• _Exercise inputs_
....................

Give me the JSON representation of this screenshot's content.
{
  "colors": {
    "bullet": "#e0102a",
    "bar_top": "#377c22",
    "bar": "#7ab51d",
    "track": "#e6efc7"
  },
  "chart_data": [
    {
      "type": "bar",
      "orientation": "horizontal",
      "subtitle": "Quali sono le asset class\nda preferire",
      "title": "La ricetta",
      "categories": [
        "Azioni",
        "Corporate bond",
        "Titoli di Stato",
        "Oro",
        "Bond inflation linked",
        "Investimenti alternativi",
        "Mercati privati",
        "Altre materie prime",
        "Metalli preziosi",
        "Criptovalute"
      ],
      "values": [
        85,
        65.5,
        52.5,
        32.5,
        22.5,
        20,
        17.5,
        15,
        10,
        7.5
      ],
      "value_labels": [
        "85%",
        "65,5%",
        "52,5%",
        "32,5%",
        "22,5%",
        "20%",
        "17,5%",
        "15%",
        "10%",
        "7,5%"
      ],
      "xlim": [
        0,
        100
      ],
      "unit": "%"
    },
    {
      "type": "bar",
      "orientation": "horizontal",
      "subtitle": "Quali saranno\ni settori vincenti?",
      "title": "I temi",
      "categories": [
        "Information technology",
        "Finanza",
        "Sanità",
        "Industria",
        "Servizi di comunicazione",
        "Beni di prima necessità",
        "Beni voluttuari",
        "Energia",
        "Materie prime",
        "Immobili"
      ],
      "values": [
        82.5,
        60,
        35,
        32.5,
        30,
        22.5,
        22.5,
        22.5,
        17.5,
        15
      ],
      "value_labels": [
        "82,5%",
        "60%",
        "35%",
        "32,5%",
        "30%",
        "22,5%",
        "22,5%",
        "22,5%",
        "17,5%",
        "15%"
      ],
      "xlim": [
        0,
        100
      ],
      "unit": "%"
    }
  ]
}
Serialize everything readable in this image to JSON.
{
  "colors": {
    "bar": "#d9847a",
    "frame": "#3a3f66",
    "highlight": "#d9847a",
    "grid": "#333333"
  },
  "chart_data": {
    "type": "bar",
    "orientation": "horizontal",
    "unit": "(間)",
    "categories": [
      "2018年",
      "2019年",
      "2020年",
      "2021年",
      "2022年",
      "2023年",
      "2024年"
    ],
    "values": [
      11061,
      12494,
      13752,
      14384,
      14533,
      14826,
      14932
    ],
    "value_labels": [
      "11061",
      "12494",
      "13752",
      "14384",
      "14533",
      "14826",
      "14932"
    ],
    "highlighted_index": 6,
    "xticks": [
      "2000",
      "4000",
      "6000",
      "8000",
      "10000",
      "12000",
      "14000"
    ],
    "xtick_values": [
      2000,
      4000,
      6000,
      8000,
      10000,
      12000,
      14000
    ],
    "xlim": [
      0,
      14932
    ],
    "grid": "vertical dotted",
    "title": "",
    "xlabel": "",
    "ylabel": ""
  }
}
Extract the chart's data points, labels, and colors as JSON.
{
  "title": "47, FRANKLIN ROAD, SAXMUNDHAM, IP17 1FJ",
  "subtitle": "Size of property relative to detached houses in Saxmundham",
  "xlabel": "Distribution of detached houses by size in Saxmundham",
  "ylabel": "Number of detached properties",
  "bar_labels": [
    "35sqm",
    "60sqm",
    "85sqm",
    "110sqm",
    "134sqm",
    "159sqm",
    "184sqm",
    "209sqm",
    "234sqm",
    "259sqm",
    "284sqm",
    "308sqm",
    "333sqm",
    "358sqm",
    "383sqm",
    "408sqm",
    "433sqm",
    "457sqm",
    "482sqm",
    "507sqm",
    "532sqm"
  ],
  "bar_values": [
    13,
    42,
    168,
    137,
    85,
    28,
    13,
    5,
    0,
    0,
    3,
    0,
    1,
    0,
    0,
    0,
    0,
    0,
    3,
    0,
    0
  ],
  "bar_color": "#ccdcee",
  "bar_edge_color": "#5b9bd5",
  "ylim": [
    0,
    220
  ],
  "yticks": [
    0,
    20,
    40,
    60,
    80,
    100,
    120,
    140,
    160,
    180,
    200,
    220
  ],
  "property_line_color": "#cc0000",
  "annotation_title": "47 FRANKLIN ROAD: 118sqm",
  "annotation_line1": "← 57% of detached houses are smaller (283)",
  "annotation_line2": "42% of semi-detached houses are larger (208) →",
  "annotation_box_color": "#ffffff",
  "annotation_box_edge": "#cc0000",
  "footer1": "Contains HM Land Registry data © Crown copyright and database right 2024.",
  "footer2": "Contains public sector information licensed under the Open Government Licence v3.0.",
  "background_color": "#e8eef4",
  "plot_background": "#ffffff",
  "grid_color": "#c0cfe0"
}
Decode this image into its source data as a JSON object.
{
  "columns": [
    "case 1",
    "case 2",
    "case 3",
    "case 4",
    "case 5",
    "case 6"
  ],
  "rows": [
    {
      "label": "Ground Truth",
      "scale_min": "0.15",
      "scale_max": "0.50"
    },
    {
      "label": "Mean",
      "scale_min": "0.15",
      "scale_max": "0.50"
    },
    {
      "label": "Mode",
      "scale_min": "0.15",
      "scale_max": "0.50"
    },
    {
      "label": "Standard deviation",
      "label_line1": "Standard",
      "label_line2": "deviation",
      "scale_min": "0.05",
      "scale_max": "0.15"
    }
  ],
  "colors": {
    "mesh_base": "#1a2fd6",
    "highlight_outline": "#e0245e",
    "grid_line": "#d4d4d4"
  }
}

....................

• _The problem_
Among the lines above, count those containing the word "Beni" and give nothing but the result.

• _Exercise solution_
2